▶ **What is needed**
Say how many lines of the listing below contain "Mbps", giving the number and nothing else.

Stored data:
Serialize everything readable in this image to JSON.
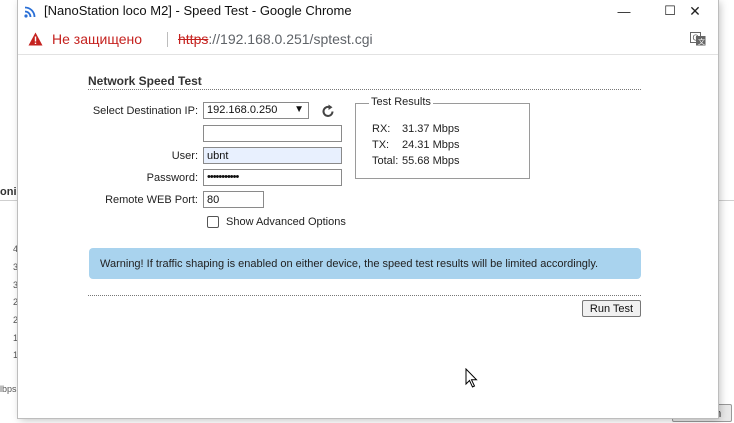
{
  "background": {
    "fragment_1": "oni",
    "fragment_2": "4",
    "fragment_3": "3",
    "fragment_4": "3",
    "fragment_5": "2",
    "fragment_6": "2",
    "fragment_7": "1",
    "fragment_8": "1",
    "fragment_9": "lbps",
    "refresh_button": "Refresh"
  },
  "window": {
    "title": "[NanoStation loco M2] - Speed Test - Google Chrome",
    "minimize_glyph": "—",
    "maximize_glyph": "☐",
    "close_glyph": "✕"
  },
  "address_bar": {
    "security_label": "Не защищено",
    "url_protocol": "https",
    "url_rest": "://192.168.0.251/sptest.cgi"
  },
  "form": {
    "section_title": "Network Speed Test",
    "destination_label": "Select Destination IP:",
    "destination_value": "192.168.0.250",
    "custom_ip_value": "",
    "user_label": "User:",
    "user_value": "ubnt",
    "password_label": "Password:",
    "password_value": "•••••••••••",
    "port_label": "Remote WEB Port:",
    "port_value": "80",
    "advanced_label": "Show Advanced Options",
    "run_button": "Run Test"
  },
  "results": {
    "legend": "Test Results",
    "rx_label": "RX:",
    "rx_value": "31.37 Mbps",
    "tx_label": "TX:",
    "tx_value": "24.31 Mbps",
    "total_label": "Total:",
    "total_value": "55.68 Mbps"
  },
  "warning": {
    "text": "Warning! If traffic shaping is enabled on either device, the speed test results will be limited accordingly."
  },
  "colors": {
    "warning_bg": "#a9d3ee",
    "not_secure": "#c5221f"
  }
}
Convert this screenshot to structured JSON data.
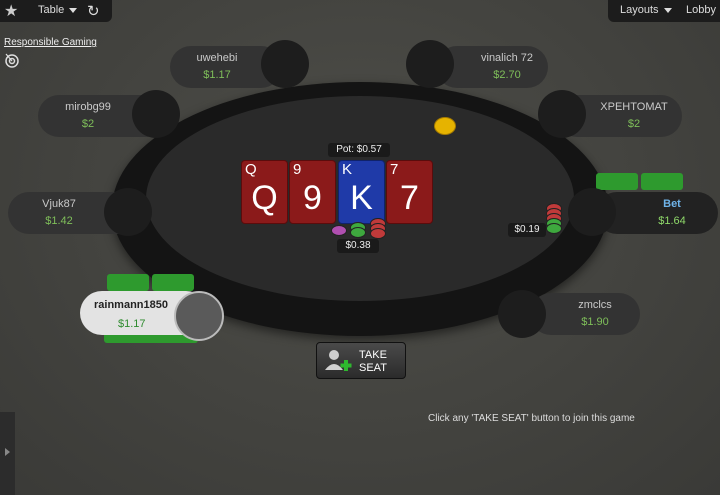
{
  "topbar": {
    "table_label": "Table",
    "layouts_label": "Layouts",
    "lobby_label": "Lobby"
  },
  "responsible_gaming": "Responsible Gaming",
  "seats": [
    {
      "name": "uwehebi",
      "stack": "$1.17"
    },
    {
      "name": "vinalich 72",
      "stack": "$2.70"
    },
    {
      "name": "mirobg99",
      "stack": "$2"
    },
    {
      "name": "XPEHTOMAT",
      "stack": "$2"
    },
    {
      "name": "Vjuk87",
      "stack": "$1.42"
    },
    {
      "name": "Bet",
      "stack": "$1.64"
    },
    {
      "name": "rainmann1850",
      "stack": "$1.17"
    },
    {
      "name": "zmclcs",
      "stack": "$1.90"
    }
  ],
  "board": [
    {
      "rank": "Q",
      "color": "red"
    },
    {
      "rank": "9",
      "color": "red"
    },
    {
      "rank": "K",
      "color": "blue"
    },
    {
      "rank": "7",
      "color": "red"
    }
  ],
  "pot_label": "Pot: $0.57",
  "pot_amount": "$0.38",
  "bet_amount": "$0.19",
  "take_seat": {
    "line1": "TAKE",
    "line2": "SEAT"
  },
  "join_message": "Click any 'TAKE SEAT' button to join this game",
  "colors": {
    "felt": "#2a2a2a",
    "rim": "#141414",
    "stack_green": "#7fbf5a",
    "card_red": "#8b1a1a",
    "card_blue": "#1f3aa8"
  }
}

---

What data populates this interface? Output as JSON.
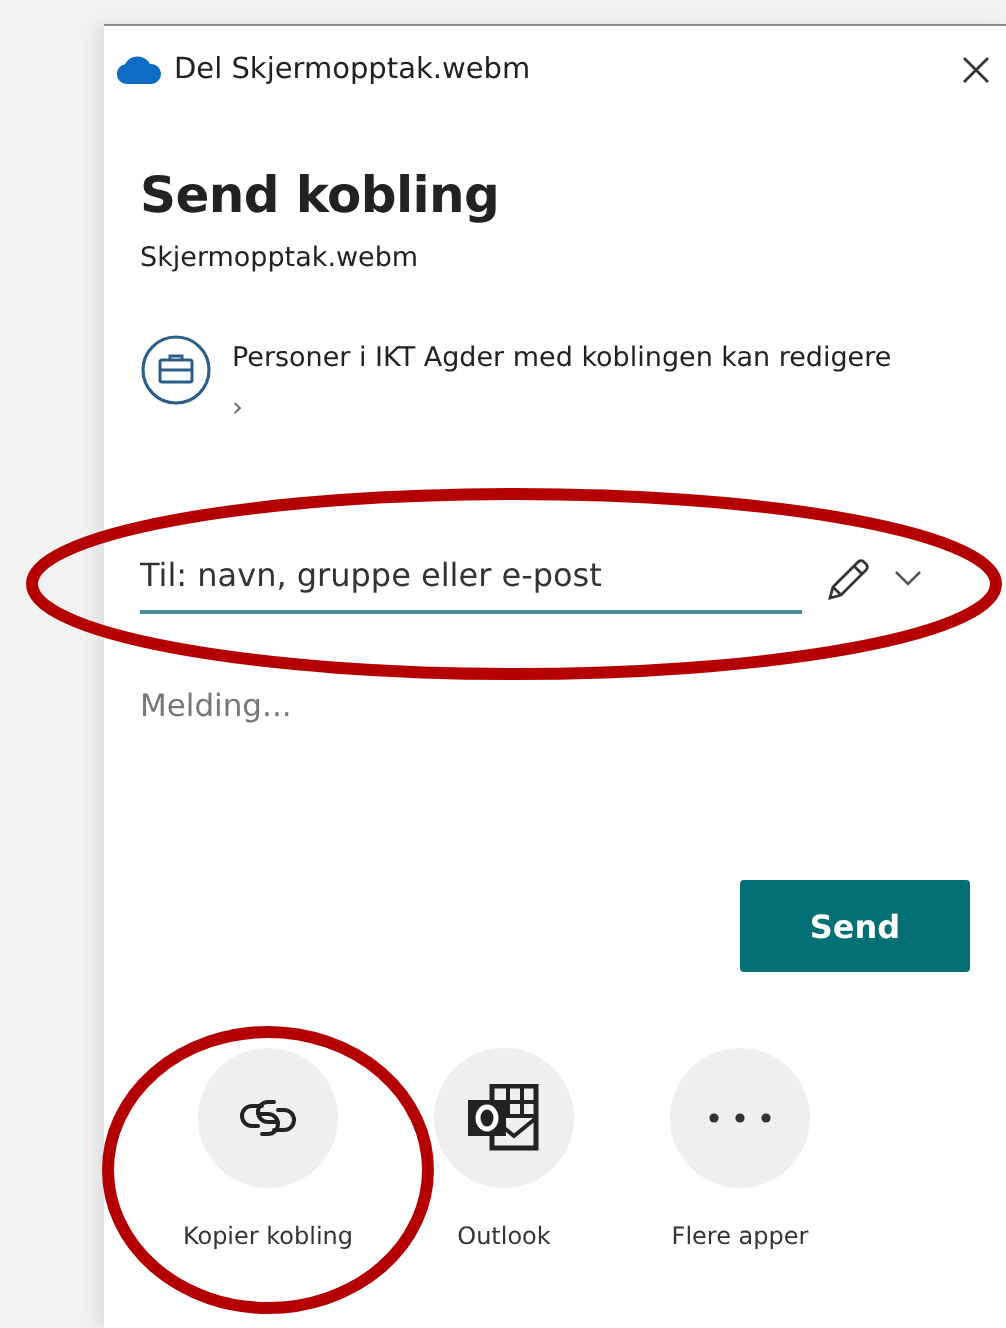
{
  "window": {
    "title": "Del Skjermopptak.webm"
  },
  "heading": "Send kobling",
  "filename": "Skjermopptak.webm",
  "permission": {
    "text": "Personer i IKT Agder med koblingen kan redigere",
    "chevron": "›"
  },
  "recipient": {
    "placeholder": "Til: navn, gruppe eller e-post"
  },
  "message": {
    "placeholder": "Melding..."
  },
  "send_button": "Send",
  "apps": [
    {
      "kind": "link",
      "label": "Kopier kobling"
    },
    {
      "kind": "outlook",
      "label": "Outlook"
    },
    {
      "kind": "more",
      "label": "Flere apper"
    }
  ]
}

▶ **Correct answer**
3